▶ Given problem
Return every line of the items that contains the string "subheading".

** Begin Material **

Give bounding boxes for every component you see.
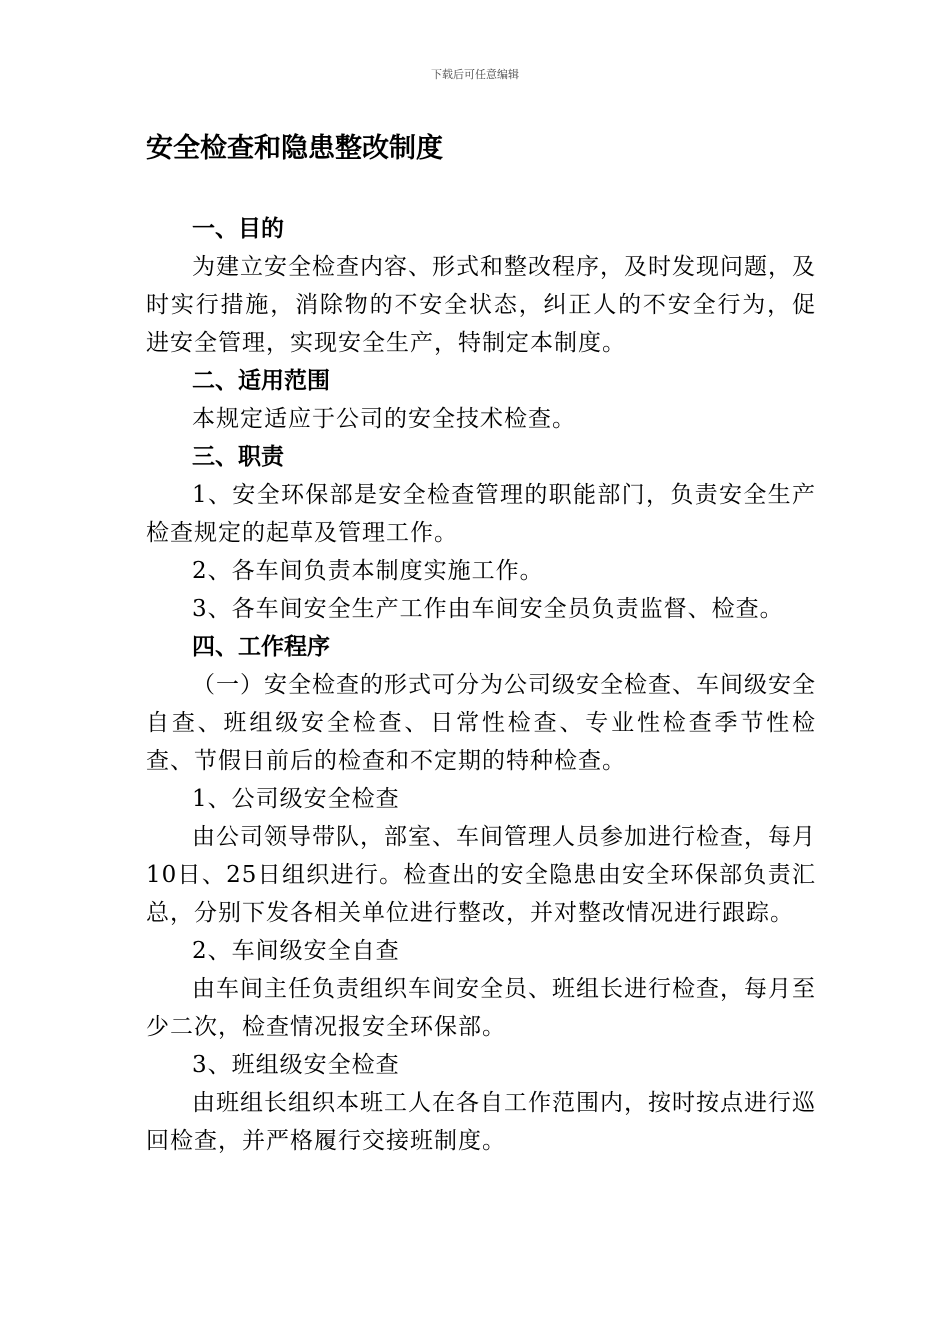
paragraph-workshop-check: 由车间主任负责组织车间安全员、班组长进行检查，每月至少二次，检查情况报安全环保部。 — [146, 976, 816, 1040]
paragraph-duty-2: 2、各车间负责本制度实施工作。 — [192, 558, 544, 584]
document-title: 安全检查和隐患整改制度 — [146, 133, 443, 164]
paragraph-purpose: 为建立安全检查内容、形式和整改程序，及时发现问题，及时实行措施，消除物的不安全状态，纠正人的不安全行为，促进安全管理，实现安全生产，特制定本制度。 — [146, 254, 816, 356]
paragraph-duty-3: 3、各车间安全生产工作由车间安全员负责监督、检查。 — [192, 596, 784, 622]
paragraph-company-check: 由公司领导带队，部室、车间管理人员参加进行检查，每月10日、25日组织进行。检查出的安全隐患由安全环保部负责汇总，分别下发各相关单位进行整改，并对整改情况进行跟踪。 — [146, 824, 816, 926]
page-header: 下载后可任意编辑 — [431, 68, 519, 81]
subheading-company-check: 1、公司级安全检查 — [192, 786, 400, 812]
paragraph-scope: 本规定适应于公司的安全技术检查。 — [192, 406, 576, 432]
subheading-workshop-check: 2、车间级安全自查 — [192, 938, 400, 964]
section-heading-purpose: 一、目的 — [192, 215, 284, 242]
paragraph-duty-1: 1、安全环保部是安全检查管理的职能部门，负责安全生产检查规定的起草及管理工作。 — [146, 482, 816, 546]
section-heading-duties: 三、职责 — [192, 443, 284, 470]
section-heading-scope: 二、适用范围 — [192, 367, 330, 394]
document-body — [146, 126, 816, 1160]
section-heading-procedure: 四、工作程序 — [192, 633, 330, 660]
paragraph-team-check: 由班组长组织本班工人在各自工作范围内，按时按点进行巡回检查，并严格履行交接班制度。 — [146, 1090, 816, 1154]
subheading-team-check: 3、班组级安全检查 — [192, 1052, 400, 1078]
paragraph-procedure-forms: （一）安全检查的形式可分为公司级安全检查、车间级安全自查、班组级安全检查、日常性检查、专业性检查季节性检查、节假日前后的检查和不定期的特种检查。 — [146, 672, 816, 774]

** End Material **
** Begin Material **

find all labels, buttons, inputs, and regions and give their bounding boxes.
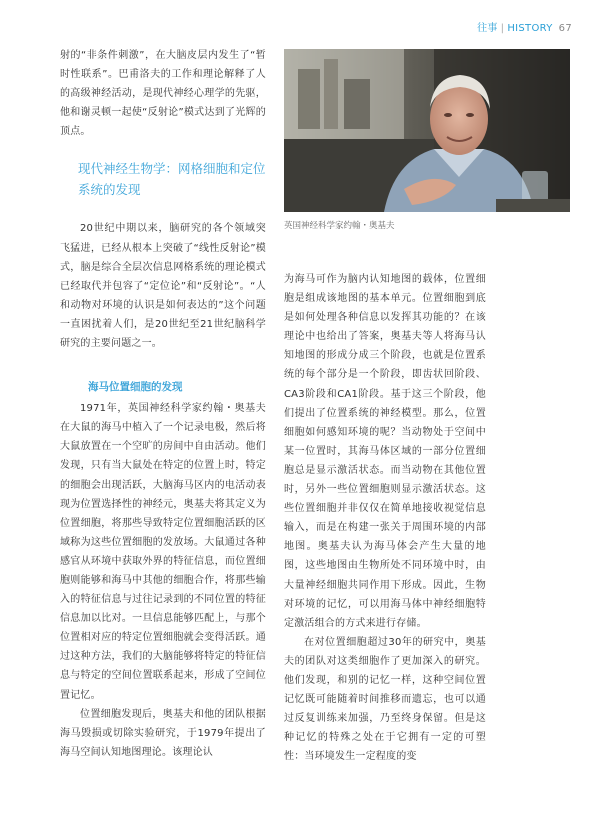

** End Material **

▶ Final result
subheading-company-check: 1、公司级安全检查 — [192, 786, 400, 812]
subheading-workshop-check: 2、车间级安全自查 — [192, 938, 400, 964]
subheading-team-check: 3、班组级安全检查 — [192, 1052, 400, 1078]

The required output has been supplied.